GIVEN INFORMATION:
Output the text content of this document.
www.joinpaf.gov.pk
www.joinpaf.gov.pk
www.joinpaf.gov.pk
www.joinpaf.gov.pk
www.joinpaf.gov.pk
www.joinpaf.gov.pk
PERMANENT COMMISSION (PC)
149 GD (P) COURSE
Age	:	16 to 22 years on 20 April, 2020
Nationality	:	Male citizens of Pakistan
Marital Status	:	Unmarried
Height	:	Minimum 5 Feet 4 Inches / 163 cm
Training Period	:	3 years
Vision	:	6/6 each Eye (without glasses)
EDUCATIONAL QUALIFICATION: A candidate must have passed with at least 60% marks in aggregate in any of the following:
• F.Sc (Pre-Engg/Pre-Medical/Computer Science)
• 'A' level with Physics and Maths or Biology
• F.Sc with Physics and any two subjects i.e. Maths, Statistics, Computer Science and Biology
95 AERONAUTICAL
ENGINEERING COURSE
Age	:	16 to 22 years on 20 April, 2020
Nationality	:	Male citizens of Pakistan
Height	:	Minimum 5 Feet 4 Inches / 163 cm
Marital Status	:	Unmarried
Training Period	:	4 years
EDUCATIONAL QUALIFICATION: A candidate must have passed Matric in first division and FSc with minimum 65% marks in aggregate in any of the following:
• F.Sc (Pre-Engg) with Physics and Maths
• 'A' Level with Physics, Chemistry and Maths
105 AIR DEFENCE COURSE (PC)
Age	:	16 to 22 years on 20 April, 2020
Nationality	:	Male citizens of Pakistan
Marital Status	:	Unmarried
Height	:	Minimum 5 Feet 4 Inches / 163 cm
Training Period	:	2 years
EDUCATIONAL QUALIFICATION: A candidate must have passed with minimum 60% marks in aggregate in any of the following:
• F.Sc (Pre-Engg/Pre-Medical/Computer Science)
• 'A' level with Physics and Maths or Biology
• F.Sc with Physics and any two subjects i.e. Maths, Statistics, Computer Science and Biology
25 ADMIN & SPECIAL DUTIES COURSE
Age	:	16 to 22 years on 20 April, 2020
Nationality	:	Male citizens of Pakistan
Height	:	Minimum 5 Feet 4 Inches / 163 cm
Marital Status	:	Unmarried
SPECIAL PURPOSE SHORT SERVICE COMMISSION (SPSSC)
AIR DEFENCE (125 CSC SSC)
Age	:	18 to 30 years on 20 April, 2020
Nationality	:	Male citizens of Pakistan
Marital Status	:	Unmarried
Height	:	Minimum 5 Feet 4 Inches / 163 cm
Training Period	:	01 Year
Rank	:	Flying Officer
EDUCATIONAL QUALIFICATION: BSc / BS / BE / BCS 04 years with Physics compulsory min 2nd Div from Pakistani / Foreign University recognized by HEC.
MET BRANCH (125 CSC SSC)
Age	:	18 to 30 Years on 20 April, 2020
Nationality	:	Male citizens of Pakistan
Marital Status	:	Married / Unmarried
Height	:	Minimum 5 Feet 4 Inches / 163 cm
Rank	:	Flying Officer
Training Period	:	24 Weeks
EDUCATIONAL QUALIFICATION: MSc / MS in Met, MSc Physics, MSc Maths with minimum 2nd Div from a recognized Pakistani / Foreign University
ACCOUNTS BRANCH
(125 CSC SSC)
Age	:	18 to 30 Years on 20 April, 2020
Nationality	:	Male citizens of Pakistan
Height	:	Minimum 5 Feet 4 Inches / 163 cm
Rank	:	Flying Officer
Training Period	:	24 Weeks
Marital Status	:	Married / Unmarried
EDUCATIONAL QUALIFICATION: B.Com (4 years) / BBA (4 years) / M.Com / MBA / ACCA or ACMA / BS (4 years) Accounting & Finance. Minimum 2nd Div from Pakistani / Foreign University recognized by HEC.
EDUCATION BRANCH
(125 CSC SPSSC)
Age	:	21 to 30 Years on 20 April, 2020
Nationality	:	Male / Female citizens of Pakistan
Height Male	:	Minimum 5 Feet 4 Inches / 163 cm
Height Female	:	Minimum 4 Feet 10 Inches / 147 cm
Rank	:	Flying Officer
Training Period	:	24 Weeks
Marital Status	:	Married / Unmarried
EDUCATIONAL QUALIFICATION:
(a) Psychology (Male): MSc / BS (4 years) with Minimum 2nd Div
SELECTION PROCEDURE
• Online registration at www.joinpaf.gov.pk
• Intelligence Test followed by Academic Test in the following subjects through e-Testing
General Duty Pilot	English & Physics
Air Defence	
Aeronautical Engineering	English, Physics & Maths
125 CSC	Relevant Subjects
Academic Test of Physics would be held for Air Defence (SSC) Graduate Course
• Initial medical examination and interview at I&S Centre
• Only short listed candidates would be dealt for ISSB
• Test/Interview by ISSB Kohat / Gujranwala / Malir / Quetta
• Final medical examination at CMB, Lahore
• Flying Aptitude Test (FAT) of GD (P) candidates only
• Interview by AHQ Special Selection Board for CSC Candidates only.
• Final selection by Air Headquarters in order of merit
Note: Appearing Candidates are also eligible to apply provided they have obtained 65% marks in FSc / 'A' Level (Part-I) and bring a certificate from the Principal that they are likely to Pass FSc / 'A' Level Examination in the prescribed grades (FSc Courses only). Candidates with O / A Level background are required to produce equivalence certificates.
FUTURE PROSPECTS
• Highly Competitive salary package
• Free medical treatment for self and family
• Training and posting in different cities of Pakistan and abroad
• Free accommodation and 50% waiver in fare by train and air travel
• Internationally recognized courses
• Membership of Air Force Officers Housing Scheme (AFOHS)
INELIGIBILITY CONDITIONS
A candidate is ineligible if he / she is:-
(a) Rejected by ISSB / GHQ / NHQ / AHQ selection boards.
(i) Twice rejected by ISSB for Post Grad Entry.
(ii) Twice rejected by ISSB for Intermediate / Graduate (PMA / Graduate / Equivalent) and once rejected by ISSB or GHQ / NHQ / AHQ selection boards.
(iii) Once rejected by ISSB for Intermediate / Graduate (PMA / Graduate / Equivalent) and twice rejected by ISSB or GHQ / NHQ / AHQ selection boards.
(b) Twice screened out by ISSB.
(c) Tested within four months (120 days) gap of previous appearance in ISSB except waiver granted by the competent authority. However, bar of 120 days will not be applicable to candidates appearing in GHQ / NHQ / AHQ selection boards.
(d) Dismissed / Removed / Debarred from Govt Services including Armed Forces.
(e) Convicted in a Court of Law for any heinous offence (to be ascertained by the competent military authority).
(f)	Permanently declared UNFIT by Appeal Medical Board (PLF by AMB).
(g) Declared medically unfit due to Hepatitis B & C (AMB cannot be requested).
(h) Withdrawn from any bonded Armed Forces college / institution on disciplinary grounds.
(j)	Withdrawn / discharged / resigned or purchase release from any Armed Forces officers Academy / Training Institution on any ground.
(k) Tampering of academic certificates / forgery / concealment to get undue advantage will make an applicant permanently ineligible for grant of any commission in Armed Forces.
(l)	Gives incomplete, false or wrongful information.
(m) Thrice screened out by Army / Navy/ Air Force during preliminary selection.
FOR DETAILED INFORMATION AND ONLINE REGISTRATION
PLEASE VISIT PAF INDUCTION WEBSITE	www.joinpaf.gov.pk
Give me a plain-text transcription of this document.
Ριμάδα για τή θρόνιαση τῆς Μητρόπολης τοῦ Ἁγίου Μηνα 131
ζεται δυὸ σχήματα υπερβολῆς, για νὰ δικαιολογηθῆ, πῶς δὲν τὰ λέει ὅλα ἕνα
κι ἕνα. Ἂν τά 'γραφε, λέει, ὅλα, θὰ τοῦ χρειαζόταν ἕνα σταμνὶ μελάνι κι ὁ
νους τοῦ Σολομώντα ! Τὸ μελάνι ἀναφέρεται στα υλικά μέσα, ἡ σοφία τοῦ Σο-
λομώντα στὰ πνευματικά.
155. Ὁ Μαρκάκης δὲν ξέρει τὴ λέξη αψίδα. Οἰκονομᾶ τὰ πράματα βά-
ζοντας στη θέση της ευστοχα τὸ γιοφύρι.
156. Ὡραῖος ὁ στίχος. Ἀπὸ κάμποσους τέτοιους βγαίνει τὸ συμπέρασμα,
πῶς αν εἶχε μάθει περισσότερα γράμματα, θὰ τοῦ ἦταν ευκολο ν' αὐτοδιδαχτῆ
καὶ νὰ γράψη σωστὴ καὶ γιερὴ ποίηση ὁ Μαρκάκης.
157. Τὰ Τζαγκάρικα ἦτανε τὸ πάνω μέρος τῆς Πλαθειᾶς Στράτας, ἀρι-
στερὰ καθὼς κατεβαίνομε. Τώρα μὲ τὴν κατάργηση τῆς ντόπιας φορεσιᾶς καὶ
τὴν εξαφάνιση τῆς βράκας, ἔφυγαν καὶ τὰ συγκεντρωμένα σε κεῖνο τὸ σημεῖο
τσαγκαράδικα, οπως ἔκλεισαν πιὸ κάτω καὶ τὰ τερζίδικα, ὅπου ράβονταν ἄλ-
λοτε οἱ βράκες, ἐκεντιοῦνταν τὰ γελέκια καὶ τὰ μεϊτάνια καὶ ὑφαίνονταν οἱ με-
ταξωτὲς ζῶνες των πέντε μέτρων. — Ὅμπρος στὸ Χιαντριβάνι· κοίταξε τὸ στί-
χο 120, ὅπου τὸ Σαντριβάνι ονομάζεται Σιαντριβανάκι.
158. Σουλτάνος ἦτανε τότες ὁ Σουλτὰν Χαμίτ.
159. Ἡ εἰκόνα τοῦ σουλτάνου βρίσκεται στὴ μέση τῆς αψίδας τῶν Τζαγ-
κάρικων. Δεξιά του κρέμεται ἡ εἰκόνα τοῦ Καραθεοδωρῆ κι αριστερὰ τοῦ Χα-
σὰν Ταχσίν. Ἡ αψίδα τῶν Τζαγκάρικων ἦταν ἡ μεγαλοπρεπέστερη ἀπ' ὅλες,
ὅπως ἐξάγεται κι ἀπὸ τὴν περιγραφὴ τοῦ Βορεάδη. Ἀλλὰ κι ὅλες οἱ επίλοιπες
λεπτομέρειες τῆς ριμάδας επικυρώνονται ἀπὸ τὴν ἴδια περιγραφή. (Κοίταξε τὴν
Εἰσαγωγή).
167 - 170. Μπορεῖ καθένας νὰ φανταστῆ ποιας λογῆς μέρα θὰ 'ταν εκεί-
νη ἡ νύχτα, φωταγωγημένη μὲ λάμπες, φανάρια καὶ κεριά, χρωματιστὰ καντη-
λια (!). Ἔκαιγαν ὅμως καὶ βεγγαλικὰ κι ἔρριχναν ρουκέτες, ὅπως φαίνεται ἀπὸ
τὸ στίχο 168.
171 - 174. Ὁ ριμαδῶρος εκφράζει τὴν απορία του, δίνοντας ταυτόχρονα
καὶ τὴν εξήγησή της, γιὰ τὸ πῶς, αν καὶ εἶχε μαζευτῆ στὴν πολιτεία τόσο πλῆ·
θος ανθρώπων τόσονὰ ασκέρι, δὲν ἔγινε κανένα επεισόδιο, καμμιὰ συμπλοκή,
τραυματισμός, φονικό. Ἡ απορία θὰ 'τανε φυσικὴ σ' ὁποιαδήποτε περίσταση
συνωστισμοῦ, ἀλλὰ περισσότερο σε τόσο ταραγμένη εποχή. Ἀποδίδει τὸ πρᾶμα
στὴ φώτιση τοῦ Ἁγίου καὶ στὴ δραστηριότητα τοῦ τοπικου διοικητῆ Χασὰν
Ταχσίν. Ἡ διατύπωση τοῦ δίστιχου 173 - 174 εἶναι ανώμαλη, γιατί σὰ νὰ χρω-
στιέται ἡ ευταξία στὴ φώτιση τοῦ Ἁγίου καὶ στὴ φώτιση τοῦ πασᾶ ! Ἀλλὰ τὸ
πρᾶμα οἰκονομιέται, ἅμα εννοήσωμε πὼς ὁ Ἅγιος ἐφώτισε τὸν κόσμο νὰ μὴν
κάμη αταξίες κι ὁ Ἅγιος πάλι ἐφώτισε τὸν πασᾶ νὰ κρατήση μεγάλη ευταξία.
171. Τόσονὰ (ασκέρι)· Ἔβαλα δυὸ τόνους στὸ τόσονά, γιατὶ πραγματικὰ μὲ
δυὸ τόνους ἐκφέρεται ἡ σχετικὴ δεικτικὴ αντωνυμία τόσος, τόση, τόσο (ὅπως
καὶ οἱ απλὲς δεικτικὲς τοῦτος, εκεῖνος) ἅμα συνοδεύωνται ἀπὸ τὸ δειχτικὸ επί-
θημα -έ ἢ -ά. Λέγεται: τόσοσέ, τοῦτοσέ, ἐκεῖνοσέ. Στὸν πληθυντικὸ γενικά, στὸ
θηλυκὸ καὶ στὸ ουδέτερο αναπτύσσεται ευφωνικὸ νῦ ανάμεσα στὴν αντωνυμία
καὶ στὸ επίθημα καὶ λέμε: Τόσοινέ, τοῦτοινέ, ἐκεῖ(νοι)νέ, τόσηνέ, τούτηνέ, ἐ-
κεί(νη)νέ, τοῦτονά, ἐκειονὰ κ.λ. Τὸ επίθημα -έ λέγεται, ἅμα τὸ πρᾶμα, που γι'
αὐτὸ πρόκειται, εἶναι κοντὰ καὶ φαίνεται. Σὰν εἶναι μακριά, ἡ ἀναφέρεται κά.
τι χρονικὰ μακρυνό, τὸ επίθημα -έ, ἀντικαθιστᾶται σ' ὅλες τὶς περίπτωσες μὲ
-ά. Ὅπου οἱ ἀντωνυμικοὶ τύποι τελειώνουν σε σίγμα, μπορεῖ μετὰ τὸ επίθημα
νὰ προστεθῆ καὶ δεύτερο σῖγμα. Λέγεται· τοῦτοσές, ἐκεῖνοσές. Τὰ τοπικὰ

THE EXERCISE: Copy down every line of the material above that includes the string "aggregate".

WORKED ANSWER:
EDUCATIONAL QUALIFICATION: A candidate must have passed with at least 60% marks in aggregate in any of the following:
EDUCATIONAL QUALIFICATION: A candidate must have passed Matric in first division and FSc with minimum 65% marks in aggregate in any of the following:
EDUCATIONAL QUALIFICATION: A candidate must have passed with minimum 60% marks in aggregate in any of the following:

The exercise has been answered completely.